═════ INFORMATION PROVIDED

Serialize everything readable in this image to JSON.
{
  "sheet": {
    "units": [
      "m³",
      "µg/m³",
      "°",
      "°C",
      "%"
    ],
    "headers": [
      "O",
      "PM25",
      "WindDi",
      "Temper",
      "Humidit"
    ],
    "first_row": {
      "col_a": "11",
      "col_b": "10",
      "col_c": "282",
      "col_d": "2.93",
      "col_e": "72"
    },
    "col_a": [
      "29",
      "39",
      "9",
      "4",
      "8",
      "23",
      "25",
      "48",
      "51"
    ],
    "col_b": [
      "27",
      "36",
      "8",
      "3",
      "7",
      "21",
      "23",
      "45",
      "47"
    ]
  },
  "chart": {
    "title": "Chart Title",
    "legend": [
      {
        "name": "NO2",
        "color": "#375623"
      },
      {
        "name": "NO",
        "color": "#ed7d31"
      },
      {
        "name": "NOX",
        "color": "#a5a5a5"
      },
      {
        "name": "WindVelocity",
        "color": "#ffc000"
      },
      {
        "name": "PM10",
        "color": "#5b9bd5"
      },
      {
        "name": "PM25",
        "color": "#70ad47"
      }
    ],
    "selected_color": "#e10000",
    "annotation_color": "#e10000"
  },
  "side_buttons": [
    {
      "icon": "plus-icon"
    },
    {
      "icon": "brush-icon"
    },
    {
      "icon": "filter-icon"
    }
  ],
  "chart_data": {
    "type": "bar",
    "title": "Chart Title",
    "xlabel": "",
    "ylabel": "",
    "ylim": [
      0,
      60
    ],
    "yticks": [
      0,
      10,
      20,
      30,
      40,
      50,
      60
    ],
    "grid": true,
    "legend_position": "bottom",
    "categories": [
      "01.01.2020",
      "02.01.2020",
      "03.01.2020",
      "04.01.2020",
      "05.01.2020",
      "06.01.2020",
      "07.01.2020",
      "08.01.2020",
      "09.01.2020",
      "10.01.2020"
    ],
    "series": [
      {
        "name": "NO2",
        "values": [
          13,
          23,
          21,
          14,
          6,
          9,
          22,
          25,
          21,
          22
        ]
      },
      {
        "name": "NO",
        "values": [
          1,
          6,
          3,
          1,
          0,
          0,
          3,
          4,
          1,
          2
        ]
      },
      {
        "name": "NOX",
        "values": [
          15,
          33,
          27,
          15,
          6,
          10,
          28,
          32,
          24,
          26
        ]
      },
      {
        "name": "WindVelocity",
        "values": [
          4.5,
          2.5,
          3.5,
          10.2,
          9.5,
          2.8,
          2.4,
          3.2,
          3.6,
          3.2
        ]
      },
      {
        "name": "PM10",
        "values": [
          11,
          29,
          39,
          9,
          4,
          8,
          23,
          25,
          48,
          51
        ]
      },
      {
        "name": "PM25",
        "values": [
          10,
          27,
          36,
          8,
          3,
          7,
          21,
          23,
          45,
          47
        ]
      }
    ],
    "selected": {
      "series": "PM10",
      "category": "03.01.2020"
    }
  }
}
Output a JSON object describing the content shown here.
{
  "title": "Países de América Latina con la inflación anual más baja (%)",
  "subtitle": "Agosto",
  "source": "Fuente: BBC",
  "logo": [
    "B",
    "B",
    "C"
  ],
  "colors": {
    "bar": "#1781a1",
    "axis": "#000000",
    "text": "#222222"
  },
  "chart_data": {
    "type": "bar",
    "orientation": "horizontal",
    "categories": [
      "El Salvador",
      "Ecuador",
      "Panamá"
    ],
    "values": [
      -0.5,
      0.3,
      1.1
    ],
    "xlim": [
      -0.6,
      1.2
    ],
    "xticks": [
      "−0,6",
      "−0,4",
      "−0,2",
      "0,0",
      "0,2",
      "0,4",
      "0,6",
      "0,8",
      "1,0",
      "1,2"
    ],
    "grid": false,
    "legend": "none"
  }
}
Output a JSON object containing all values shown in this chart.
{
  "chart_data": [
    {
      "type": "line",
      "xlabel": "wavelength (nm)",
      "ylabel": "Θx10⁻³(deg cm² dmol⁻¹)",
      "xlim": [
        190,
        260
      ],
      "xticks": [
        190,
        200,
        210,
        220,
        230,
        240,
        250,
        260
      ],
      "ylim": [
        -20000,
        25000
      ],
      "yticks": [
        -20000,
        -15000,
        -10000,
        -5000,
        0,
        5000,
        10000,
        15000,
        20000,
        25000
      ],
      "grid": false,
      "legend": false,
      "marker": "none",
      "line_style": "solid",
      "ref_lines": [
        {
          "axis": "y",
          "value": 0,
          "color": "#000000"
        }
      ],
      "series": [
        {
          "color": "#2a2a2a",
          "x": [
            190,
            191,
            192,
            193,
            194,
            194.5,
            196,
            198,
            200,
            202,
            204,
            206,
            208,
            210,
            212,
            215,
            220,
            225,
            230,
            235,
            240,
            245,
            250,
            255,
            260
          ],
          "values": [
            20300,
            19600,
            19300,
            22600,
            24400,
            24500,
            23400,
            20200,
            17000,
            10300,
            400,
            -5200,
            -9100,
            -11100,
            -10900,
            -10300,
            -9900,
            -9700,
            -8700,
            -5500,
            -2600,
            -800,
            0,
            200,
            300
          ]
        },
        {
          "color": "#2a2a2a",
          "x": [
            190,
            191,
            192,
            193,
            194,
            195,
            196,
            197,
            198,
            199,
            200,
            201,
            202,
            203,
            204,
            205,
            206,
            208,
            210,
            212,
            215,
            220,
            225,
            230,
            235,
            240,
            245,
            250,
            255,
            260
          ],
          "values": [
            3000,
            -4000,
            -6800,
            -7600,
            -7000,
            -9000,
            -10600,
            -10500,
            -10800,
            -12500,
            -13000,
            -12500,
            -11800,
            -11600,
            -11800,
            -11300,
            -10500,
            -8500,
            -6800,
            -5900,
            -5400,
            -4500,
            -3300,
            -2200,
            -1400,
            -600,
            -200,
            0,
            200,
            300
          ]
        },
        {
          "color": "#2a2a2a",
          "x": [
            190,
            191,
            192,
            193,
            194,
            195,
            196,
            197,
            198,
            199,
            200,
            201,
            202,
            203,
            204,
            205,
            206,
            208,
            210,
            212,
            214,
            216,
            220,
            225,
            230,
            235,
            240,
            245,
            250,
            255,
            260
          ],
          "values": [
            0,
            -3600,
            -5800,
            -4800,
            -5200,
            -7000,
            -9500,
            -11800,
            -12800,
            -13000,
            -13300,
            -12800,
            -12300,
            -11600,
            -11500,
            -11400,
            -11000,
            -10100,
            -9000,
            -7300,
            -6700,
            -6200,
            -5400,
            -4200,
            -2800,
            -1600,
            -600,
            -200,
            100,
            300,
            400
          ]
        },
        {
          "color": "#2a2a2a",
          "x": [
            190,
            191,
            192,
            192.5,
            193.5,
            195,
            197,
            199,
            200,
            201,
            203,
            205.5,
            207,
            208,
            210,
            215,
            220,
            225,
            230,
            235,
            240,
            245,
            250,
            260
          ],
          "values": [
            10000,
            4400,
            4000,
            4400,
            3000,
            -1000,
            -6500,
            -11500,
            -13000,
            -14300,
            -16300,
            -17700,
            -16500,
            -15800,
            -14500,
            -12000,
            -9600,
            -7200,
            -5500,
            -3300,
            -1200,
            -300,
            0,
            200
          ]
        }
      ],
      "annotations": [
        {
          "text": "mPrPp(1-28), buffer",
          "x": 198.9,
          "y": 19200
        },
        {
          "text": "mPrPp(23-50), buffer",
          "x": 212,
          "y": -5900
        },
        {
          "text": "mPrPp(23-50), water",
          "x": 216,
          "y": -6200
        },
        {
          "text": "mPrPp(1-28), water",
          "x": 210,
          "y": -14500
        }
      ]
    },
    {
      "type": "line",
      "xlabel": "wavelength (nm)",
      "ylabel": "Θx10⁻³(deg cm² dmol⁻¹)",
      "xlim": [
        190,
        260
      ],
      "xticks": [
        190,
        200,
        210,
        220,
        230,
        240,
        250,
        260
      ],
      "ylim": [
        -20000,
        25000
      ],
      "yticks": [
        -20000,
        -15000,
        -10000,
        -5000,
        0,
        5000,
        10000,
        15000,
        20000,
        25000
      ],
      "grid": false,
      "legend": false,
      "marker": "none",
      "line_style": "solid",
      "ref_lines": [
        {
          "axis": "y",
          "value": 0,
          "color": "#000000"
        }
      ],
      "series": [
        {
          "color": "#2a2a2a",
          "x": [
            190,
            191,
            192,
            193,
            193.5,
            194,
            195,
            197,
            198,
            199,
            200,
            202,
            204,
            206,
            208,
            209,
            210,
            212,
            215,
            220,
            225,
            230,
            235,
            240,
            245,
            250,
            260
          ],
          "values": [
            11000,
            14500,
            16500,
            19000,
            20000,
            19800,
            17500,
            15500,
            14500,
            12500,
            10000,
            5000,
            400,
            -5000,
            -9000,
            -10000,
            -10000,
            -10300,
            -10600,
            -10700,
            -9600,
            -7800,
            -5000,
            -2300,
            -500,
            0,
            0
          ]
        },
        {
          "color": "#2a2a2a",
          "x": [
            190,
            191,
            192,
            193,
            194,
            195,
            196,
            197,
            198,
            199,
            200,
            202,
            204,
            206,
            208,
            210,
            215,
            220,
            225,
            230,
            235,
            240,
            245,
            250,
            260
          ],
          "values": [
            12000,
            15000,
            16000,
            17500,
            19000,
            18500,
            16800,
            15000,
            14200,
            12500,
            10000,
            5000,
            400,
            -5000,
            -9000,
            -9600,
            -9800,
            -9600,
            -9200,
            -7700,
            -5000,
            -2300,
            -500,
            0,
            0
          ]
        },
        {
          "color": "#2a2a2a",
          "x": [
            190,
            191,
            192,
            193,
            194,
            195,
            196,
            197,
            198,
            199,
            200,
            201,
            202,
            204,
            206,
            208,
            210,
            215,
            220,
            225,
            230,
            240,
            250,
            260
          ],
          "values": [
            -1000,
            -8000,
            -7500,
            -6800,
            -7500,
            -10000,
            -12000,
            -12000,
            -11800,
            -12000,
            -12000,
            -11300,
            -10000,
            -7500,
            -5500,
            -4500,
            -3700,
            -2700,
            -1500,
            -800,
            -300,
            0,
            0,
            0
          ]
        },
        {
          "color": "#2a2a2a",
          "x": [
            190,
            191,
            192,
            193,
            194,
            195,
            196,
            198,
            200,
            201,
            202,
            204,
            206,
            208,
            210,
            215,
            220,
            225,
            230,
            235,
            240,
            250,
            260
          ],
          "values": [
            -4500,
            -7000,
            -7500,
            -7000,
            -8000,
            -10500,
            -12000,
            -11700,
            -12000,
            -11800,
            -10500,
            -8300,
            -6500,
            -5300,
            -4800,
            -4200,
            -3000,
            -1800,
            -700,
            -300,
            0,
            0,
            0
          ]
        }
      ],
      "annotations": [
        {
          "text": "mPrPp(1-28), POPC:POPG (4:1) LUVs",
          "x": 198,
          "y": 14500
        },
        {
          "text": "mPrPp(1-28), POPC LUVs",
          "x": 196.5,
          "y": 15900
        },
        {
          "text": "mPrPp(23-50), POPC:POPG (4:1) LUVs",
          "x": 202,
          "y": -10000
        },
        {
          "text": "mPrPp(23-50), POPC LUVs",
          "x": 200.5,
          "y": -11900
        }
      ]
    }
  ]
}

══════════

**PROBLEM**
Scan the material above. Copy each line where "POPC" occurs.

**TASK RESULT**
          "text": "mPrPp(1-28), POPC:POPG (4:1) LUVs",
          "text": "mPrPp(1-28), POPC LUVs",
          "text": "mPrPp(23-50), POPC:POPG (4:1) LUVs",
          "text": "mPrPp(23-50), POPC LUVs",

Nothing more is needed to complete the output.